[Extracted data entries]
-----

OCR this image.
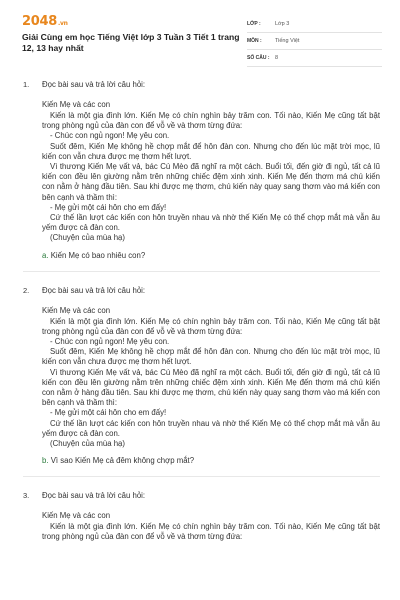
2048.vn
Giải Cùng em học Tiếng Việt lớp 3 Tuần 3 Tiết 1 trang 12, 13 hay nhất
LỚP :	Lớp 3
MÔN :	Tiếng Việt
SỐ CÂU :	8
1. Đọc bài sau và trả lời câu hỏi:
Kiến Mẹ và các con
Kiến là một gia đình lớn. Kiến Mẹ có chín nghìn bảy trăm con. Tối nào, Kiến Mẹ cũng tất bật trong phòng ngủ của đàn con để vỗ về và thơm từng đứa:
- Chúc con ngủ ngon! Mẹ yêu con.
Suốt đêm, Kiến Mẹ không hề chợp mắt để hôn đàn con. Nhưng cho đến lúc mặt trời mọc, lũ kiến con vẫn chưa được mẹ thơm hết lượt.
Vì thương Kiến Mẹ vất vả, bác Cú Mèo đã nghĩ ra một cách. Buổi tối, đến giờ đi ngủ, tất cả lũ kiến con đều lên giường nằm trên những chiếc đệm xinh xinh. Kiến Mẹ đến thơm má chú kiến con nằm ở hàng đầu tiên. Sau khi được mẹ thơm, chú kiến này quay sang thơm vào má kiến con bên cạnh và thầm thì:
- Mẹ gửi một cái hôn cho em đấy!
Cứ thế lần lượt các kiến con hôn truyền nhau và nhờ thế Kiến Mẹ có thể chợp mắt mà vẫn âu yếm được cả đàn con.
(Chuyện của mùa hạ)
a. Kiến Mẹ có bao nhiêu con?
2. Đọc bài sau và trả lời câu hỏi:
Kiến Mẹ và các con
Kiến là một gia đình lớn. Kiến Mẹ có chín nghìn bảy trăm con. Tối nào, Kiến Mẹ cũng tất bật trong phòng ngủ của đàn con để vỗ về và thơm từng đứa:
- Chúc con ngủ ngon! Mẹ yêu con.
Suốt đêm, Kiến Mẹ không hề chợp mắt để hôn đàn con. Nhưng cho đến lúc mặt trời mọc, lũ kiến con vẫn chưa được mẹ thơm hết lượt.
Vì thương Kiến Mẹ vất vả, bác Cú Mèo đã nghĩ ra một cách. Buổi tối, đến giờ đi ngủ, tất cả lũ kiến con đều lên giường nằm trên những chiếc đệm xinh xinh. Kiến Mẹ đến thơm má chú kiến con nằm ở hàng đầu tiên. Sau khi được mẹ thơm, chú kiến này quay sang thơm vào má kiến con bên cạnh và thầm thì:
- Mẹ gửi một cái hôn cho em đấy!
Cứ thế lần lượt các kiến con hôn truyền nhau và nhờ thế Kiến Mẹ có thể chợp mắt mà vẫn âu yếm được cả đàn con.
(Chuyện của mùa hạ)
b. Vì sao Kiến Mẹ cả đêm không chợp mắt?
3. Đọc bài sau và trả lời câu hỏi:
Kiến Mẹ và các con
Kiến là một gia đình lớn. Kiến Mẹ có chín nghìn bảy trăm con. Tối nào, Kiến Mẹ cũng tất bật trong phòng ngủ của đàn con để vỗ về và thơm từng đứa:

-----

[WHAT IS EXPECTED]
Omit each picture, then return all of the listing exactly as it stands.

[WORKED SOLUTION]
OCR this image.
2048.vn
Giải Cùng em học Tiếng Việt lớp 3 Tuần 3 Tiết 1 trang 12, 13 hay nhất
LỚP :	Lớp 3
MÔN :	Tiếng Việt
SỐ CÂU :	8
1. Đọc bài sau và trả lời câu hỏi:
Kiến Mẹ và các con
Kiến là một gia đình lớn. Kiến Mẹ có chín nghìn bảy trăm con. Tối nào, Kiến Mẹ cũng tất bật trong phòng ngủ của đàn con để vỗ về và thơm từng đứa:
- Chúc con ngủ ngon! Mẹ yêu con.
Suốt đêm, Kiến Mẹ không hề chợp mắt để hôn đàn con. Nhưng cho đến lúc mặt trời mọc, lũ kiến con vẫn chưa được mẹ thơm hết lượt.
Vì thương Kiến Mẹ vất vả, bác Cú Mèo đã nghĩ ra một cách. Buổi tối, đến giờ đi ngủ, tất cả lũ kiến con đều lên giường nằm trên những chiếc đệm xinh xinh. Kiến Mẹ đến thơm má chú kiến con nằm ở hàng đầu tiên. Sau khi được mẹ thơm, chú kiến này quay sang thơm vào má kiến con bên cạnh và thầm thì:
- Mẹ gửi một cái hôn cho em đấy!
Cứ thế lần lượt các kiến con hôn truyền nhau và nhờ thế Kiến Mẹ có thể chợp mắt mà vẫn âu yếm được cả đàn con.
(Chuyện của mùa hạ)
a. Kiến Mẹ có bao nhiêu con?
2. Đọc bài sau và trả lời câu hỏi:
Kiến Mẹ và các con
Kiến là một gia đình lớn. Kiến Mẹ có chín nghìn bảy trăm con. Tối nào, Kiến Mẹ cũng tất bật trong phòng ngủ của đàn con để vỗ về và thơm từng đứa:
- Chúc con ngủ ngon! Mẹ yêu con.
Suốt đêm, Kiến Mẹ không hề chợp mắt để hôn đàn con. Nhưng cho đến lúc mặt trời mọc, lũ kiến con vẫn chưa được mẹ thơm hết lượt.
Vì thương Kiến Mẹ vất vả, bác Cú Mèo đã nghĩ ra một cách. Buổi tối, đến giờ đi ngủ, tất cả lũ kiến con đều lên giường nằm trên những chiếc đệm xinh xinh. Kiến Mẹ đến thơm má chú kiến con nằm ở hàng đầu tiên. Sau khi được mẹ thơm, chú kiến này quay sang thơm vào má kiến con bên cạnh và thầm thì:
- Mẹ gửi một cái hôn cho em đấy!
Cứ thế lần lượt các kiến con hôn truyền nhau và nhờ thế Kiến Mẹ có thể chợp mắt mà vẫn âu yếm được cả đàn con.
(Chuyện của mùa hạ)
b. Vì sao Kiến Mẹ cả đêm không chợp mắt?
3. Đọc bài sau và trả lời câu hỏi:
Kiến Mẹ và các con
Kiến là một gia đình lớn. Kiến Mẹ có chín nghìn bảy trăm con. Tối nào, Kiến Mẹ cũng tất bật trong phòng ngủ của đàn con để vỗ về và thơm từng đứa:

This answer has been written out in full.